** begin Data for the task **
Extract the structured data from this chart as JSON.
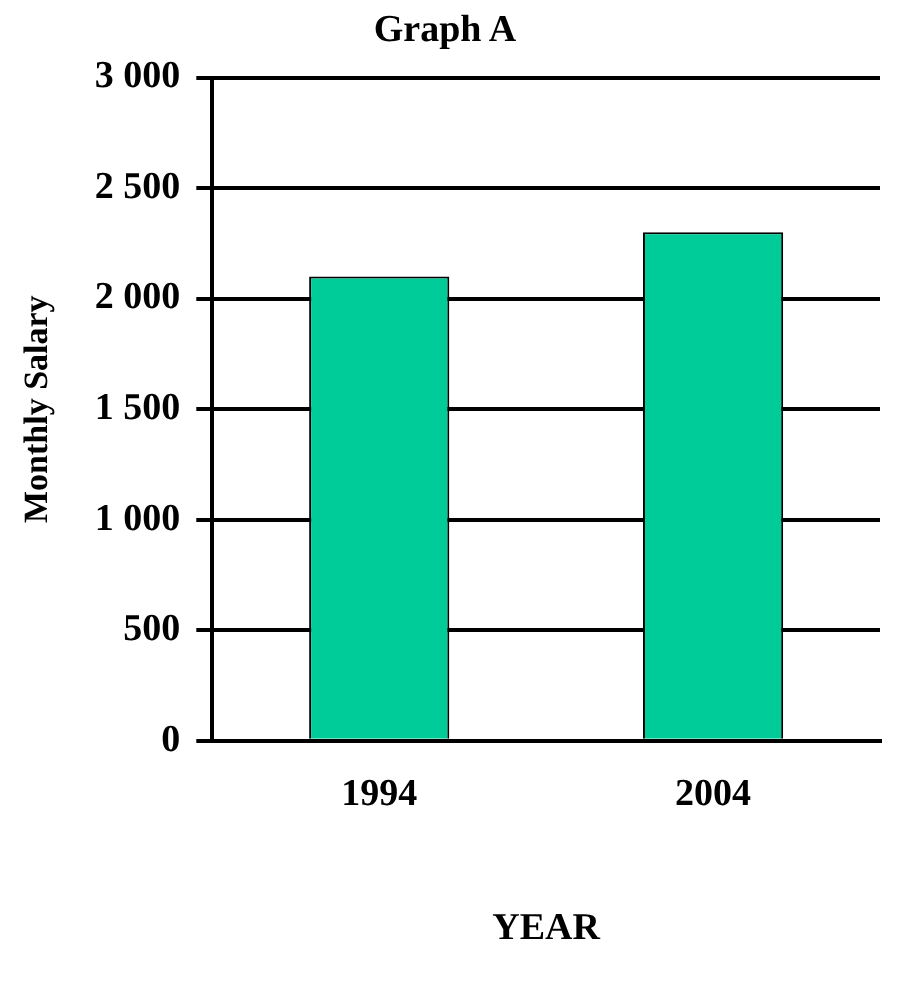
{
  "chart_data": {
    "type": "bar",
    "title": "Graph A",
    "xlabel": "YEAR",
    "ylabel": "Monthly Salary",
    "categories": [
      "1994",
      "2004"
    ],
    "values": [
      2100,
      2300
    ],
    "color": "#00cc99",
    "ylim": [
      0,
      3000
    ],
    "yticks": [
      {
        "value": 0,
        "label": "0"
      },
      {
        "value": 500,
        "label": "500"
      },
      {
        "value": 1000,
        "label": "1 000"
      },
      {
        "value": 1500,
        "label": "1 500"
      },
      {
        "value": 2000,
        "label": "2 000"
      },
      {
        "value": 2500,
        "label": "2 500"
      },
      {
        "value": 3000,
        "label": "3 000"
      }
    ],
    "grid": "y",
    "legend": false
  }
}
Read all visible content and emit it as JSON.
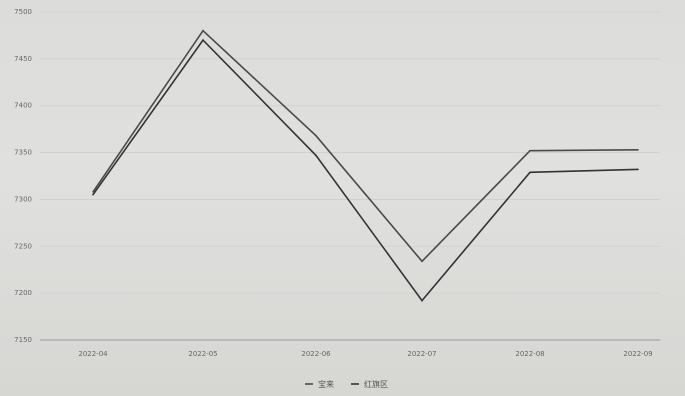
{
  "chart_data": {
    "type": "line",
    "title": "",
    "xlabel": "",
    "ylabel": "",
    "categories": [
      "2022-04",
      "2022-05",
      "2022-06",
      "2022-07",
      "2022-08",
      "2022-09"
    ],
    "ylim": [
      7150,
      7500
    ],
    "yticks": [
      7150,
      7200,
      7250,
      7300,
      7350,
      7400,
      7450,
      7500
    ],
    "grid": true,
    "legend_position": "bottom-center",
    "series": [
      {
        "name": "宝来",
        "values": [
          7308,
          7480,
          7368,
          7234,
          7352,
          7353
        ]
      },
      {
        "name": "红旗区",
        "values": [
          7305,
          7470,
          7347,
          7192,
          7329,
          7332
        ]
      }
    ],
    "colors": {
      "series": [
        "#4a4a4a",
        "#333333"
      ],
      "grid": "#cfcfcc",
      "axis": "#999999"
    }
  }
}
** end Data for the task **
## Work instructions
Gather each line of the listing that holds the string "JSON".

## Solution
Extract the structured data from this chart as JSON.
Read all visible content and emit it as JSON.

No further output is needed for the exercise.